Activity:
From the data below, copy out every line in which the word "byline" occurs.

Exercise materials:
════════════════════
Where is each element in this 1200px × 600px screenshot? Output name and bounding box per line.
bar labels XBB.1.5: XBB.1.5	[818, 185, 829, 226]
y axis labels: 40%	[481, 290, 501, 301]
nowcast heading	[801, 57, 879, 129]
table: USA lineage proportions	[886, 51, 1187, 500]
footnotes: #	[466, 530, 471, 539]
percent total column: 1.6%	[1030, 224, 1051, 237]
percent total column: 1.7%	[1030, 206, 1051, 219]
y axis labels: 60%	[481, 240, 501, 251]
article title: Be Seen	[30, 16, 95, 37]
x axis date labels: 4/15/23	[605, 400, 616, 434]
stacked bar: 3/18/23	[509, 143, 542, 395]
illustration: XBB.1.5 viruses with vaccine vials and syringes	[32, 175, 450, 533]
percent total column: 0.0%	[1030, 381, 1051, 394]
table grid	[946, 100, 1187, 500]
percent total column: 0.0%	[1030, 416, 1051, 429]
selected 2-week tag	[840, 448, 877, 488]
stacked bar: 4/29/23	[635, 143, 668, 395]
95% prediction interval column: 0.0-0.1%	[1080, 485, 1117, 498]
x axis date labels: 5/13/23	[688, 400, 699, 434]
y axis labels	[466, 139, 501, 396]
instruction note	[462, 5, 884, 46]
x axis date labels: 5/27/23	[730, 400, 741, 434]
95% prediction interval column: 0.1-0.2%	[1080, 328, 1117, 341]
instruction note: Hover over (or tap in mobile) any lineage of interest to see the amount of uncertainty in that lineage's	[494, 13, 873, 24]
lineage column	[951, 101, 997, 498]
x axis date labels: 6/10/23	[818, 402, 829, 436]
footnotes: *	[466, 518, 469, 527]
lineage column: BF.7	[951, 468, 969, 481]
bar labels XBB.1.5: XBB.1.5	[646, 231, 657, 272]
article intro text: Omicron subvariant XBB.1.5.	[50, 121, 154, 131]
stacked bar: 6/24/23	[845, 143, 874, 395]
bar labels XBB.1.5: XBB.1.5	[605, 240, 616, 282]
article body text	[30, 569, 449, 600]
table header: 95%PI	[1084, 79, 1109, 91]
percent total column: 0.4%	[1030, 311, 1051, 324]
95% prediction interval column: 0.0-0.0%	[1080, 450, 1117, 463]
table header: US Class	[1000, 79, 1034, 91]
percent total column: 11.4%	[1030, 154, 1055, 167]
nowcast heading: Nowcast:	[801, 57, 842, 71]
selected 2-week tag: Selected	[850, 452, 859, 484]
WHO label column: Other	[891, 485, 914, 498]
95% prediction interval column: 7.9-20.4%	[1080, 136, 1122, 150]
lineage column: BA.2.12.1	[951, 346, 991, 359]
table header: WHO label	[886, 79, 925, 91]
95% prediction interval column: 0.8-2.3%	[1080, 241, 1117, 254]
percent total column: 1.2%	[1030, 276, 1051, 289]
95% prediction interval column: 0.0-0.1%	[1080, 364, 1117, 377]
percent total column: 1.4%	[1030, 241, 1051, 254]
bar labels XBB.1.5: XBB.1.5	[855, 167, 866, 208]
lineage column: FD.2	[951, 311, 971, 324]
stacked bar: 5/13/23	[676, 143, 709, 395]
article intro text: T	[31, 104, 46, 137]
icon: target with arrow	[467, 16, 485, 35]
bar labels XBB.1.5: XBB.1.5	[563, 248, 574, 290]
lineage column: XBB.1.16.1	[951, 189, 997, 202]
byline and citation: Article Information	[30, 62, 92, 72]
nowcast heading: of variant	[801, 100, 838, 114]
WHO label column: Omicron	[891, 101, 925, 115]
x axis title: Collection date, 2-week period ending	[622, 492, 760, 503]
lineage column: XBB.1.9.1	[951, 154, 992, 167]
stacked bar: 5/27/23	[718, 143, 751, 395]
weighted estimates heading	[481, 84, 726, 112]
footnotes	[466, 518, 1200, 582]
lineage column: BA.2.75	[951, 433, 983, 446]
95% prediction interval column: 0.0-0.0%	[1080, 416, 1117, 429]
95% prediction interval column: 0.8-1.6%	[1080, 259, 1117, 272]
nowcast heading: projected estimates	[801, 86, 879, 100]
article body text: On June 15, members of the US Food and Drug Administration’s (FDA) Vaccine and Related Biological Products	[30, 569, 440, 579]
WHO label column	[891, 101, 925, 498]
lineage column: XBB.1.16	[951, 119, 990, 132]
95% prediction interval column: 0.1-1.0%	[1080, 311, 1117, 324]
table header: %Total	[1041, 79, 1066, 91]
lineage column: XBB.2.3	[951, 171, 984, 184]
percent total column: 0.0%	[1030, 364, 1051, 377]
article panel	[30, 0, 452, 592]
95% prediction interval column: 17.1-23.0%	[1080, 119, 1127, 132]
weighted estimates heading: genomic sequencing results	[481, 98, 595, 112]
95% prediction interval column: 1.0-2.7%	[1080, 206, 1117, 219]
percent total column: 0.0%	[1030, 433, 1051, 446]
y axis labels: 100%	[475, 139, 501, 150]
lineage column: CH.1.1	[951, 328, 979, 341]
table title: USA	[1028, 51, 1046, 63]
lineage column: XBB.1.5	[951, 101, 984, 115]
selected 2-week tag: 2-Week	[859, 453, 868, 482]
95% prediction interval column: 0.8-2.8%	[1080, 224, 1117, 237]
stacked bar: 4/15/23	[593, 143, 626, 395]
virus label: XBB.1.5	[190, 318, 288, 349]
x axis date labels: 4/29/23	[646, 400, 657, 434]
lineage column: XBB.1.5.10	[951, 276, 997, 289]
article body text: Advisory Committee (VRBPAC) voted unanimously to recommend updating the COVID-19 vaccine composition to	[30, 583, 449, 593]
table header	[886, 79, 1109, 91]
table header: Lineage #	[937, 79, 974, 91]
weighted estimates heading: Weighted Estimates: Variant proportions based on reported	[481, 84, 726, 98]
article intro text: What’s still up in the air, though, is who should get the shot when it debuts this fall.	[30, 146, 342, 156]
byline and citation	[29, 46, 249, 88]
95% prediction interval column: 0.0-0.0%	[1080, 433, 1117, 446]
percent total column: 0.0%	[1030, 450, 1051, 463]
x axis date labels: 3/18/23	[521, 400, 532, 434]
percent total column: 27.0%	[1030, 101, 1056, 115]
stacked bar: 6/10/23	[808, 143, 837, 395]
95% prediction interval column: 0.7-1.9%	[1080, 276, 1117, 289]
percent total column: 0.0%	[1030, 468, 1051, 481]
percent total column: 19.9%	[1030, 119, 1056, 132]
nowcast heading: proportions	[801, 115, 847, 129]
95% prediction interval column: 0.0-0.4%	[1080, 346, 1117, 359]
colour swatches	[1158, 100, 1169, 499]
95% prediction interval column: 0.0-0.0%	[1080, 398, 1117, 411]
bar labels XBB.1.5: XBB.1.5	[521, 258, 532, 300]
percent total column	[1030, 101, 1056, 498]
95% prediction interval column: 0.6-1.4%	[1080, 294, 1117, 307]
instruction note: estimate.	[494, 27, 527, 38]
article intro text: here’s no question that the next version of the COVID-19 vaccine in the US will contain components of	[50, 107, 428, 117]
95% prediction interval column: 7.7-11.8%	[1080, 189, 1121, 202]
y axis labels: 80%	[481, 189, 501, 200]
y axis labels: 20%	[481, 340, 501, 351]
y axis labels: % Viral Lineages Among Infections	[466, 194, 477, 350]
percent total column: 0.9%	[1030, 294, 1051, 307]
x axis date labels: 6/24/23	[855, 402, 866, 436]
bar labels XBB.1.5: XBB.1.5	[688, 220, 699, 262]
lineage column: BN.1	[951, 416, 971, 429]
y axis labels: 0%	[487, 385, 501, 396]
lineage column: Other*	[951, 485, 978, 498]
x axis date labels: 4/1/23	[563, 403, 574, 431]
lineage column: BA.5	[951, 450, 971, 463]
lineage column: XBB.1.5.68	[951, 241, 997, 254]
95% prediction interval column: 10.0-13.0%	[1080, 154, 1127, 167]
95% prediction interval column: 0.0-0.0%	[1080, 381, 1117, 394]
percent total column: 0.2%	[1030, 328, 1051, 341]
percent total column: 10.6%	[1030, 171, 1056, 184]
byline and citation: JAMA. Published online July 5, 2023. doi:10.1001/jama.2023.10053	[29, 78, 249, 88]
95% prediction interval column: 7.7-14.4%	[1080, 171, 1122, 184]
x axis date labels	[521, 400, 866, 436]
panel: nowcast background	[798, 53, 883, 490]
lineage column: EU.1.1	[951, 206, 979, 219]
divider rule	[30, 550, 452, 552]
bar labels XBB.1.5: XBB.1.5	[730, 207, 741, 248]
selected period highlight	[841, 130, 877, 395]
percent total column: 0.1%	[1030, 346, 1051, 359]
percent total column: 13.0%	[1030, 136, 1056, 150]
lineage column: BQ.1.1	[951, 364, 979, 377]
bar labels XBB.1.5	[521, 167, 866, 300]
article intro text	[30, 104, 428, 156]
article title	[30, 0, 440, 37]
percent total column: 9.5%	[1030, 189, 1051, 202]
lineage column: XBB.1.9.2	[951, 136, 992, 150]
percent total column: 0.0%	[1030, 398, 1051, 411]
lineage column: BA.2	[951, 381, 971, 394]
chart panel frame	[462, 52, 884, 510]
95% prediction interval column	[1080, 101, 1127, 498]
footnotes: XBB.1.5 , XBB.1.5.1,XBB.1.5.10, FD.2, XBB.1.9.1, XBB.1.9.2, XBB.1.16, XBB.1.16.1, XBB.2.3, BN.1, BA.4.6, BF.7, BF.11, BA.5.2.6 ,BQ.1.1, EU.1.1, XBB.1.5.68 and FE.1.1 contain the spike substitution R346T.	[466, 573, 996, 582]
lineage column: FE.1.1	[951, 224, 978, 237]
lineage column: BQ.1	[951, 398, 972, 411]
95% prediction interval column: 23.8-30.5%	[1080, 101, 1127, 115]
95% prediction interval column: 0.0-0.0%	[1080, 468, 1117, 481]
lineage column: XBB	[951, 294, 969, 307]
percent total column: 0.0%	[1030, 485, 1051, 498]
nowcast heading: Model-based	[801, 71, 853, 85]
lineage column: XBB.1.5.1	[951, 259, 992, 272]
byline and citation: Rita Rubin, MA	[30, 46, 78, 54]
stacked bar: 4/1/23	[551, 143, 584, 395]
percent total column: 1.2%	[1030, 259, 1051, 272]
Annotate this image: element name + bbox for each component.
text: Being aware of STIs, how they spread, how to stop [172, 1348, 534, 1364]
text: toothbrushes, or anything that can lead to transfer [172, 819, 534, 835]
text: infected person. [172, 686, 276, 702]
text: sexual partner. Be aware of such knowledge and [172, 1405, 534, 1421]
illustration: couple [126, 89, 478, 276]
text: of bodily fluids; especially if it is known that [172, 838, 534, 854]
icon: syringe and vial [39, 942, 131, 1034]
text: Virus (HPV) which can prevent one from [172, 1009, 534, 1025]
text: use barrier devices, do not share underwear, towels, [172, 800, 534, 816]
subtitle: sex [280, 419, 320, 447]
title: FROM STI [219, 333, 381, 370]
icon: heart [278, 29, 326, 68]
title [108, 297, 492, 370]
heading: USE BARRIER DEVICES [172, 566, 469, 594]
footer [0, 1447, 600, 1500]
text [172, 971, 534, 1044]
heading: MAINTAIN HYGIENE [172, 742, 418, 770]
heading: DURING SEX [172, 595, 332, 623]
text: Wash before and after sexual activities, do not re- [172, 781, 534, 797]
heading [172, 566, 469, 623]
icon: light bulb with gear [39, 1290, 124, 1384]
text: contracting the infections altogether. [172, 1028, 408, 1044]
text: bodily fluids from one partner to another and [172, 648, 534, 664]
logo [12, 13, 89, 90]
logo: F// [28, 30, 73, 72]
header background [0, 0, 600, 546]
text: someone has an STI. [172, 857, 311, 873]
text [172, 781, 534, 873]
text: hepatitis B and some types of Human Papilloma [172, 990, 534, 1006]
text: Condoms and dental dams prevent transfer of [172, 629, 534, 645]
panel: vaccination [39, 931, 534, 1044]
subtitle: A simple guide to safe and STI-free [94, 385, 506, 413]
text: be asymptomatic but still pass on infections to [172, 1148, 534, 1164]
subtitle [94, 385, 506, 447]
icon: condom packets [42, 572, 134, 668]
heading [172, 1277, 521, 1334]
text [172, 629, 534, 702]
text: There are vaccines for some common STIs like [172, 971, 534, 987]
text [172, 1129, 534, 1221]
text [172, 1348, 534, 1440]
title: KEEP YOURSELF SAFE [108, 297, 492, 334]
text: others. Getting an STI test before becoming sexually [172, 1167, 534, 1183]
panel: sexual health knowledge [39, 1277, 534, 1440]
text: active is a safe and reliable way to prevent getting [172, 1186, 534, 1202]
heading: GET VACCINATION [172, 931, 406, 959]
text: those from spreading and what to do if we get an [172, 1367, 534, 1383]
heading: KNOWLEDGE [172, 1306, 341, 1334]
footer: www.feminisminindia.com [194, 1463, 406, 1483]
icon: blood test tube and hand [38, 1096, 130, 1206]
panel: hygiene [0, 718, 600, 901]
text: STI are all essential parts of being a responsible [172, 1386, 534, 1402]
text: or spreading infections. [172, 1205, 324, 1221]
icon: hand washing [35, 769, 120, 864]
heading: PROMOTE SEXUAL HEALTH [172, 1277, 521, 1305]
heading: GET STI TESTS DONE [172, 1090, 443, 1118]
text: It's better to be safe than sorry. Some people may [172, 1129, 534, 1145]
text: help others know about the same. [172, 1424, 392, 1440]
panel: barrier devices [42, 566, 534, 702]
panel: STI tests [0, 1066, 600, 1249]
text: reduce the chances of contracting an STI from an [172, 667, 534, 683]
════════════════════
Your solution:
byline and citation: Article Information	[30, 62, 92, 72]
byline and citation	[29, 46, 249, 88]
byline and citation: JAMA. Published online July 5, 2023. doi:10.1001/jama.2023.10053	[29, 78, 249, 88]
byline and citation: Rita Rubin, MA	[30, 46, 78, 54]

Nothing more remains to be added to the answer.